━━ Data section

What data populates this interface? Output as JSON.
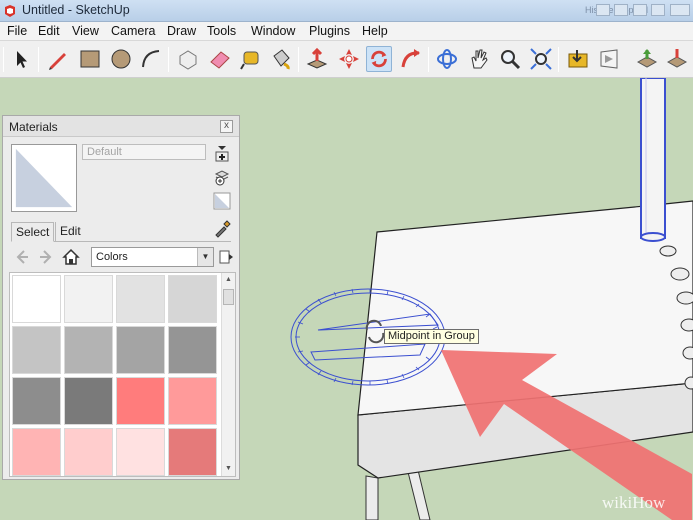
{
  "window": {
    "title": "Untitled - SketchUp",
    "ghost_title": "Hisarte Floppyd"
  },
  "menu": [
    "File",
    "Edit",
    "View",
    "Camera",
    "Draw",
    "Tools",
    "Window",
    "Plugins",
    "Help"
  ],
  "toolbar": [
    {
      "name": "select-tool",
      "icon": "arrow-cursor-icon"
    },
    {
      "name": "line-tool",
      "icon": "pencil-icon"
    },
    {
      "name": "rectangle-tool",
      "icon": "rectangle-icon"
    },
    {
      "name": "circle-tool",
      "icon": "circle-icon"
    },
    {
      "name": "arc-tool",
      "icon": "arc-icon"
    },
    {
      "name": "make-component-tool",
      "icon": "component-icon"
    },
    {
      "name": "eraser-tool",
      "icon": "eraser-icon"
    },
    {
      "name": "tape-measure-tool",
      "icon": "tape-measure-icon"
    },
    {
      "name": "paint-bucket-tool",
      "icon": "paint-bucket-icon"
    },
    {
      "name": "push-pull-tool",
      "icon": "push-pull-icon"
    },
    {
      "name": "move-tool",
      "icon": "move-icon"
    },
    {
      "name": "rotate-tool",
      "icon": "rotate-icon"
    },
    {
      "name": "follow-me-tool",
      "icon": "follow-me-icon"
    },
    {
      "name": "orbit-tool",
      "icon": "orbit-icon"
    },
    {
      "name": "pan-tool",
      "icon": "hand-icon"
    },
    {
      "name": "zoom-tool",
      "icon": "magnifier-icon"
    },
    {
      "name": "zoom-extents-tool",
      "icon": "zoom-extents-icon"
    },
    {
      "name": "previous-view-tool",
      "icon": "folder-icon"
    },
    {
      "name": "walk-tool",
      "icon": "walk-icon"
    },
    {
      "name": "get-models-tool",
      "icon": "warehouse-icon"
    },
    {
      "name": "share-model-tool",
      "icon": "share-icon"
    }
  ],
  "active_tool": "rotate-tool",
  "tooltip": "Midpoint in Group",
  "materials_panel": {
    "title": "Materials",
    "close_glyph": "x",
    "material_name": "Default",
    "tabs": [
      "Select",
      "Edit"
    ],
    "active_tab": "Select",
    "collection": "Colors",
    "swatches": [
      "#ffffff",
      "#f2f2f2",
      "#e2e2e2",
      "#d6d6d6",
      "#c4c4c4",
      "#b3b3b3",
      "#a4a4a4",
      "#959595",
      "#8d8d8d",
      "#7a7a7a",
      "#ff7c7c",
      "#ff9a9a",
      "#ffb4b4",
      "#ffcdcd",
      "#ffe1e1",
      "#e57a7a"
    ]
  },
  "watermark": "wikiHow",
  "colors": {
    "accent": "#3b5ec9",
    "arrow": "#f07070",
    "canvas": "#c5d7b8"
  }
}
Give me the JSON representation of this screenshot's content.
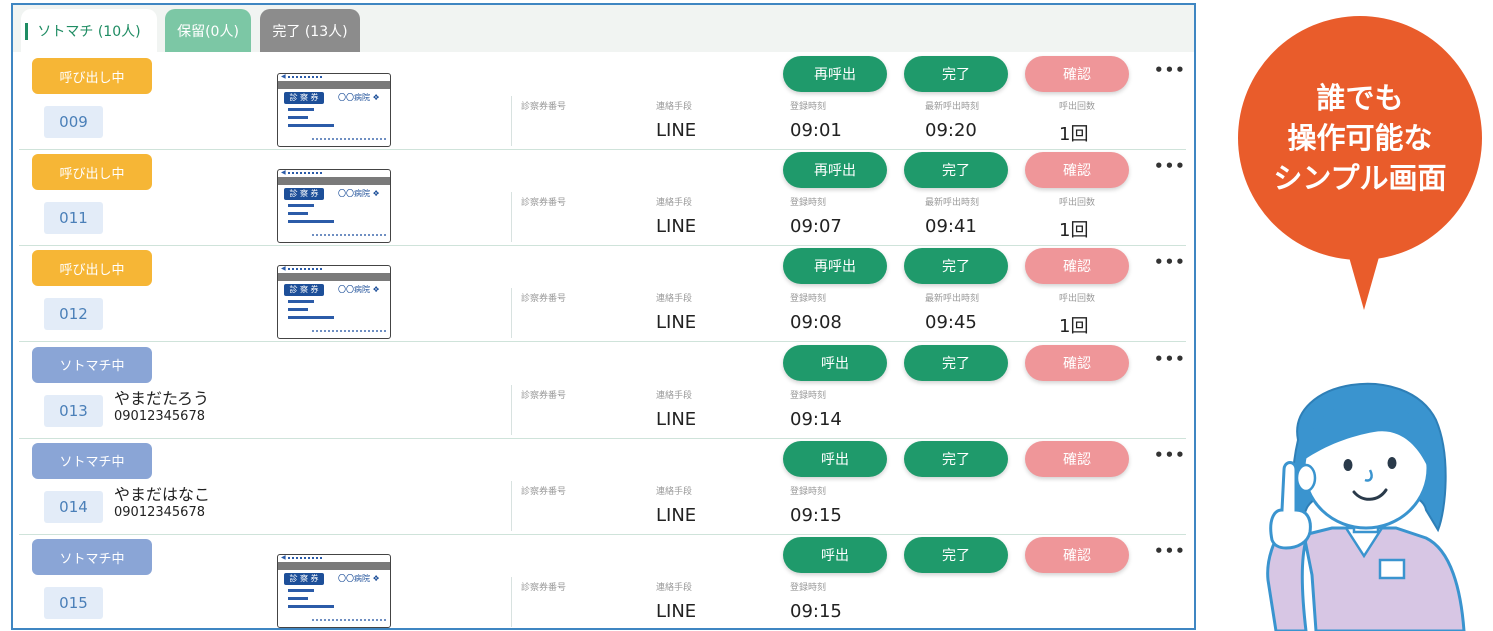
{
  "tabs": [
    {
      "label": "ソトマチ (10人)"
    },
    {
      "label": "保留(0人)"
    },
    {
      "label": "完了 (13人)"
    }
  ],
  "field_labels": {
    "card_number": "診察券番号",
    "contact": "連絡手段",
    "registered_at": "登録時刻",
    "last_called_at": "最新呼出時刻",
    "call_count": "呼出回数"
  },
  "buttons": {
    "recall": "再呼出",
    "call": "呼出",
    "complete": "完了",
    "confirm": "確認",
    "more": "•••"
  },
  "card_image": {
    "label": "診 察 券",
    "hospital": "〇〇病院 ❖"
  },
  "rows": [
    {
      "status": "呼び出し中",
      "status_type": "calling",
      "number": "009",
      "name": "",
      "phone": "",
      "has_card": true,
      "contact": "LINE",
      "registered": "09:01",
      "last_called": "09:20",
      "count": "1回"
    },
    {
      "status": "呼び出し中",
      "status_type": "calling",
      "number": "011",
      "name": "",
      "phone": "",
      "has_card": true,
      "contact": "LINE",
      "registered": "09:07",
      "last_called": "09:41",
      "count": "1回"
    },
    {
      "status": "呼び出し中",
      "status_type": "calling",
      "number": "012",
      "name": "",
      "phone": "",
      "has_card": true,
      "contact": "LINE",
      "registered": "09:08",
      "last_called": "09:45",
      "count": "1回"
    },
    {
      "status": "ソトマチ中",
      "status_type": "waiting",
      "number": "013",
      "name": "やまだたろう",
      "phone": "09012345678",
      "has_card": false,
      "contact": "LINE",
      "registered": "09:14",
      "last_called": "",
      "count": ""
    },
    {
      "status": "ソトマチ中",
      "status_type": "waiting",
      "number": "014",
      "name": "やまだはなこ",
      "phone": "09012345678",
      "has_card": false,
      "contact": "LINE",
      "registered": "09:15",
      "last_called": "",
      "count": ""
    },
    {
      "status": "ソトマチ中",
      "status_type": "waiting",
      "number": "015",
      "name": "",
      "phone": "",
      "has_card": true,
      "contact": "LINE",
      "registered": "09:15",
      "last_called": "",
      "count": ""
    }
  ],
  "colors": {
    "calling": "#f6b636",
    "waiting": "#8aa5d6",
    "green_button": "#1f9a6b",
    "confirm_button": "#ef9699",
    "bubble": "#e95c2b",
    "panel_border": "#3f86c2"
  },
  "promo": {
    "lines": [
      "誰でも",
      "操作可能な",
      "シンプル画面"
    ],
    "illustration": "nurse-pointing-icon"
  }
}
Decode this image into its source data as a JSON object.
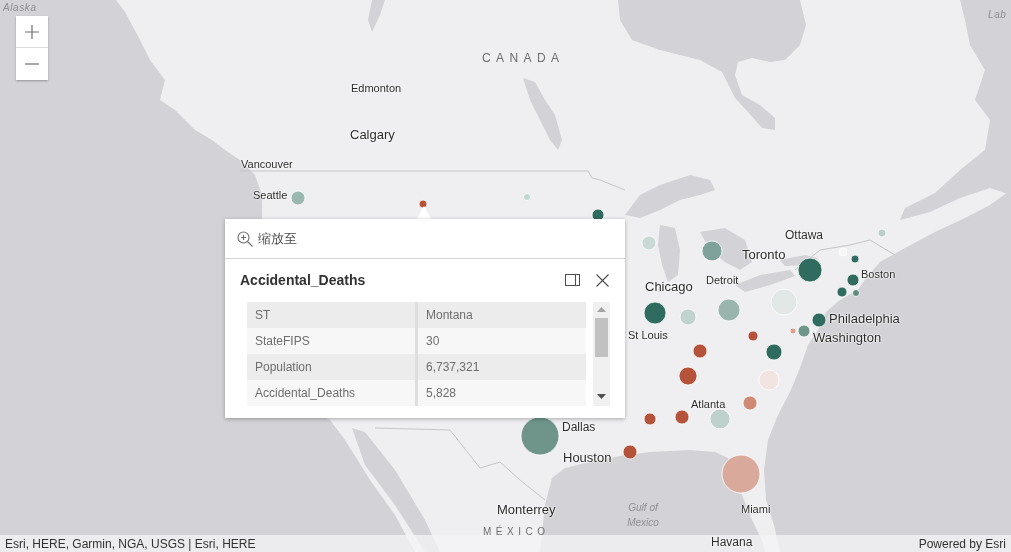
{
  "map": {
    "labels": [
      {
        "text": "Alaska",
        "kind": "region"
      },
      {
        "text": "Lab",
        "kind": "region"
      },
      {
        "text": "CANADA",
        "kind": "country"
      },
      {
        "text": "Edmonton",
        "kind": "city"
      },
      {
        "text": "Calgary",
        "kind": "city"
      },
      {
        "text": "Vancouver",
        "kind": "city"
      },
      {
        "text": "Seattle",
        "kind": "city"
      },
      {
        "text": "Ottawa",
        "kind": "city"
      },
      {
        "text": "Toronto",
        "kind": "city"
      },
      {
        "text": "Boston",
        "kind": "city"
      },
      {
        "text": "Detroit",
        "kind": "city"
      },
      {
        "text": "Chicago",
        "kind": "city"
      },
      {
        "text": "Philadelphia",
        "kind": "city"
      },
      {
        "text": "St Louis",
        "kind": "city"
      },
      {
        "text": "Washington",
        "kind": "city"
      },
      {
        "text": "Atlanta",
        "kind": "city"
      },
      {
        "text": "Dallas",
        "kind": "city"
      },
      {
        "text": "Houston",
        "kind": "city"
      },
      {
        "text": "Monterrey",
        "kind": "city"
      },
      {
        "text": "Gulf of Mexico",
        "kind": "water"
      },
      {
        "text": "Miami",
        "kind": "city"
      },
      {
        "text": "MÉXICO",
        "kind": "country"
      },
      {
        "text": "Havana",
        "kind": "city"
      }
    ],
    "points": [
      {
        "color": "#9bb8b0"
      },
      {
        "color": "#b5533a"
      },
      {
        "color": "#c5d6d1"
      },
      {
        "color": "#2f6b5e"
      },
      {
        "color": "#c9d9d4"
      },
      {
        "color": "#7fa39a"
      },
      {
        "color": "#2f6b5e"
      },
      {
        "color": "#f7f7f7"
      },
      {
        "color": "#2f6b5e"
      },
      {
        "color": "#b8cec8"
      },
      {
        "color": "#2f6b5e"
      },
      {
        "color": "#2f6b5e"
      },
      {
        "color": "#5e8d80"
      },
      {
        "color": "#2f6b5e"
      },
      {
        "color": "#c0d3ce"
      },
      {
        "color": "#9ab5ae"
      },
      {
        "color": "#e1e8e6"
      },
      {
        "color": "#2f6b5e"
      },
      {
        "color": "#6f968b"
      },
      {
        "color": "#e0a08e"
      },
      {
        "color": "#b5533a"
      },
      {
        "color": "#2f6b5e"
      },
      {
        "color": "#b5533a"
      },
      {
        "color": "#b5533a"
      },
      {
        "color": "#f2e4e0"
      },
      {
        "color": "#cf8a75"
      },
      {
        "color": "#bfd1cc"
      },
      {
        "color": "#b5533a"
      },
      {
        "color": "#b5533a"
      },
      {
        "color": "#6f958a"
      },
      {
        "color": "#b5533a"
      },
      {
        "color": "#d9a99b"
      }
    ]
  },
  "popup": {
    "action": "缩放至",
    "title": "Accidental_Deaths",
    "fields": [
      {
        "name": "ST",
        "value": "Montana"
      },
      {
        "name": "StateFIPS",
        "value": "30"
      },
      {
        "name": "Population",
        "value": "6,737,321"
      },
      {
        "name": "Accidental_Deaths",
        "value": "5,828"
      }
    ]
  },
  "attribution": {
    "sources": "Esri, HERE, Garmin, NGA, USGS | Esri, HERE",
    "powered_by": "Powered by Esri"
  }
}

━━━━

=== Aim of the task ===
Note every line above where the string "arrow" shows up, and copy those lines.

=== Solution for this problem ===
      "icon": "arrow-cursor-icon"
    "arrow": "#f07070",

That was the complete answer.